Pull out every line from the listing that has the word "Research".

Recorded data:
=-=-=

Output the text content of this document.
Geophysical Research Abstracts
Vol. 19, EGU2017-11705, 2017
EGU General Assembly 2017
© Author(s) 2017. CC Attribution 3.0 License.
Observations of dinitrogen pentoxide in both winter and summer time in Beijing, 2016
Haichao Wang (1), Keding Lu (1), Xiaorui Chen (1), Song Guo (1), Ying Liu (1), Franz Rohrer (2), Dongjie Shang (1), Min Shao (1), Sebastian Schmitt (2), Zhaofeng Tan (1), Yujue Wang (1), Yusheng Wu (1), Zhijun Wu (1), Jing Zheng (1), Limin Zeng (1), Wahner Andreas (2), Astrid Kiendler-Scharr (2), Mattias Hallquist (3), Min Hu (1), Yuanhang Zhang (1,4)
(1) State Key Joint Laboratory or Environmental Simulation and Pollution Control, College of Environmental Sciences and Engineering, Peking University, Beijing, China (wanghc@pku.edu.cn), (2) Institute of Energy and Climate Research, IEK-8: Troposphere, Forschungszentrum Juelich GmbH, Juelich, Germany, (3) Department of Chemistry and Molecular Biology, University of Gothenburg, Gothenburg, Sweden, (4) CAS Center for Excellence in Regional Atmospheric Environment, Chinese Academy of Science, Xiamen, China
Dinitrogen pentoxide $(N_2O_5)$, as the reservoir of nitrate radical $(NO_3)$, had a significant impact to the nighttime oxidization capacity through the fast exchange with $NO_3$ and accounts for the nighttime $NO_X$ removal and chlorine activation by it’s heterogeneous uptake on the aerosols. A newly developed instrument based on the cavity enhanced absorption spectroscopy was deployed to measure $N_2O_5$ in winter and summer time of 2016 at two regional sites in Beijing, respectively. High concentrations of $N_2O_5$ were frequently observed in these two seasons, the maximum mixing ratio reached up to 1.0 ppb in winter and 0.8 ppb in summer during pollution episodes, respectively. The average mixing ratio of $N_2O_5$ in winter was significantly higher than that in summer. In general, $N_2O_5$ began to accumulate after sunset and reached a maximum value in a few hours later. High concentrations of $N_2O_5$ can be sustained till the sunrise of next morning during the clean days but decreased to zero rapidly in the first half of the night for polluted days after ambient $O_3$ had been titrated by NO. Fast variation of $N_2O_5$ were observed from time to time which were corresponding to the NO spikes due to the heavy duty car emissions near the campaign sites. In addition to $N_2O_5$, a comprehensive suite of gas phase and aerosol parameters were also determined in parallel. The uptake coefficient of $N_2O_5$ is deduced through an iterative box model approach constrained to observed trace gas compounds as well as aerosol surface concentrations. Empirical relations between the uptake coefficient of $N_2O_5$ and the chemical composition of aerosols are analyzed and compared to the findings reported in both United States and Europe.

=-=-=

* **REPLY**:
Geophysical Research Abstracts
(1) State Key Joint Laboratory or Environmental Simulation and Pollution Control, College of Environmental Sciences and Engineering, Peking University, Beijing, China (wanghc@pku.edu.cn), (2) Institute of Energy and Climate Research, IEK-8: Troposphere, Forschungszentrum Juelich GmbH, Juelich, Germany, (3) Department of Chemistry and Molecular Biology, University of Gothenburg, Gothenburg, Sweden, (4) CAS Center for Excellence in Regional Atmospheric Environment, Chinese Academy of Science, Xiamen, China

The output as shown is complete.